*Required work*
Below are some records; repeat them all exactly, minus the pictures.

=-=-=

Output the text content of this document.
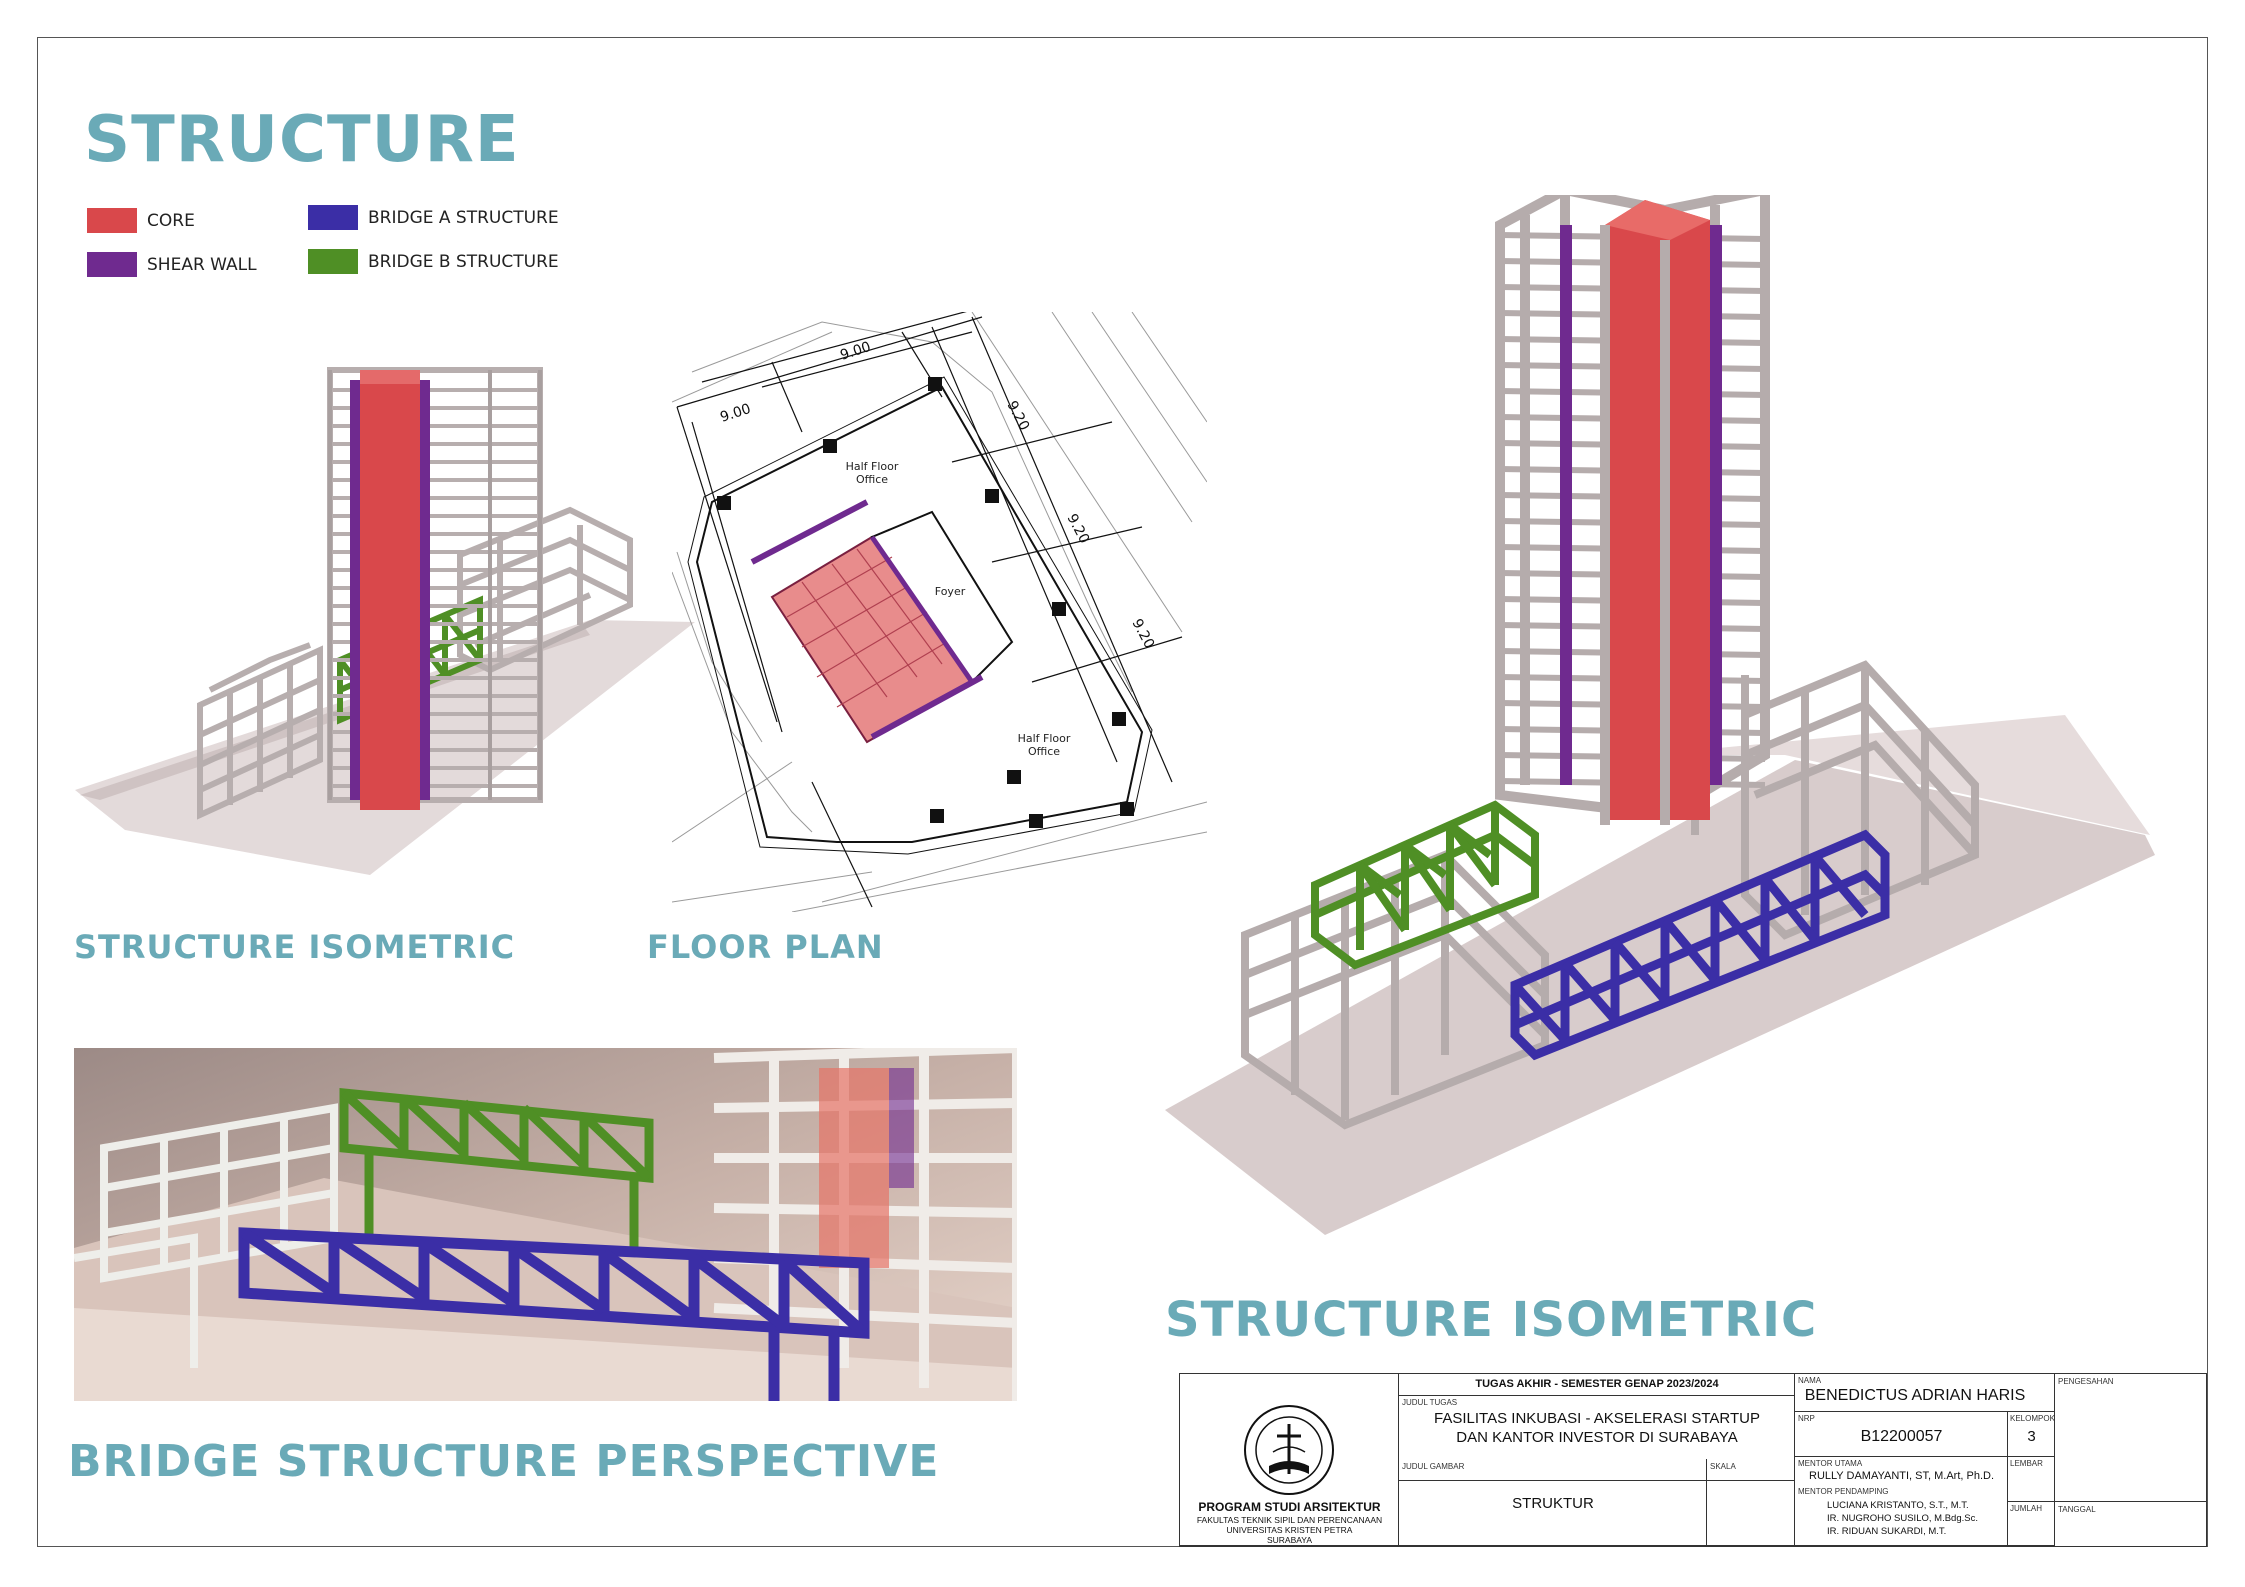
STRUCTURE
CORE
SHEAR WALL
BRIDGE A STRUCTURE
BRIDGE B STRUCTURE
9.00
9.00
9.20
9.20
9.20
Half Floor
Office
Foyer
Half Floor
Office
STRUCTURE ISOMETRIC	FLOOR PLAN
BRIDGE STRUCTURE PERSPECTIVE
STRUCTURE ISOMETRIC
PROGRAM STUDI ARSITEKTUR
FAKULTAS TEKNIK SIPIL DAN PERENCANAAN
UNIVERSITAS KRISTEN PETRA
SURABAYA
TUGAS AKHIR - SEMESTER GENAP 2023/2024
JUDUL TUGAS
FASILITAS INKUBASI - AKSELERASI STARTUP
DAN KANTOR INVESTOR DI SURABAYA
JUDUL GAMBAR
STRUKTUR
SKALA
NAMA
BENEDICTUS ADRIAN HARIS
NRP
B12200057
KELOMPOK
3
MENTOR UTAMA
RULLY DAMAYANTI, ST, M.Art, Ph.D.
MENTOR PENDAMPING
LUCIANA KRISTANTO, S.T., M.T.
IR. NUGROHO SUSILO, M.Bdg.Sc.
IR. RIDUAN SUKARDI, M.T.
LEMBAR
JUMLAH
PENGESAHAN
TANGGAL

=-=-=

*Exercise response*
Output the text content of this document.
STRUCTURE
CORE
SHEAR WALL
BRIDGE A STRUCTURE
BRIDGE B STRUCTURE
9.00
9.00
9.20
9.20
9.20
Half Floor
Office
Foyer
Half Floor
Office
STRUCTURE ISOMETRIC	FLOOR PLAN
BRIDGE STRUCTURE PERSPECTIVE
STRUCTURE ISOMETRIC
PROGRAM STUDI ARSITEKTUR
FAKULTAS TEKNIK SIPIL DAN PERENCANAAN
UNIVERSITAS KRISTEN PETRA
SURABAYA
TUGAS AKHIR - SEMESTER GENAP 2023/2024
JUDUL TUGAS
FASILITAS INKUBASI - AKSELERASI STARTUP
DAN KANTOR INVESTOR DI SURABAYA
JUDUL GAMBAR
STRUKTUR
SKALA
NAMA
BENEDICTUS ADRIAN HARIS
NRP
B12200057
KELOMPOK
3
MENTOR UTAMA
RULLY DAMAYANTI, ST, M.Art, Ph.D.
MENTOR PENDAMPING
LUCIANA KRISTANTO, S.T., M.T.
IR. NUGROHO SUSILO, M.Bdg.Sc.
IR. RIDUAN SUKARDI, M.T.
LEMBAR
JUMLAH
PENGESAHAN
TANGGAL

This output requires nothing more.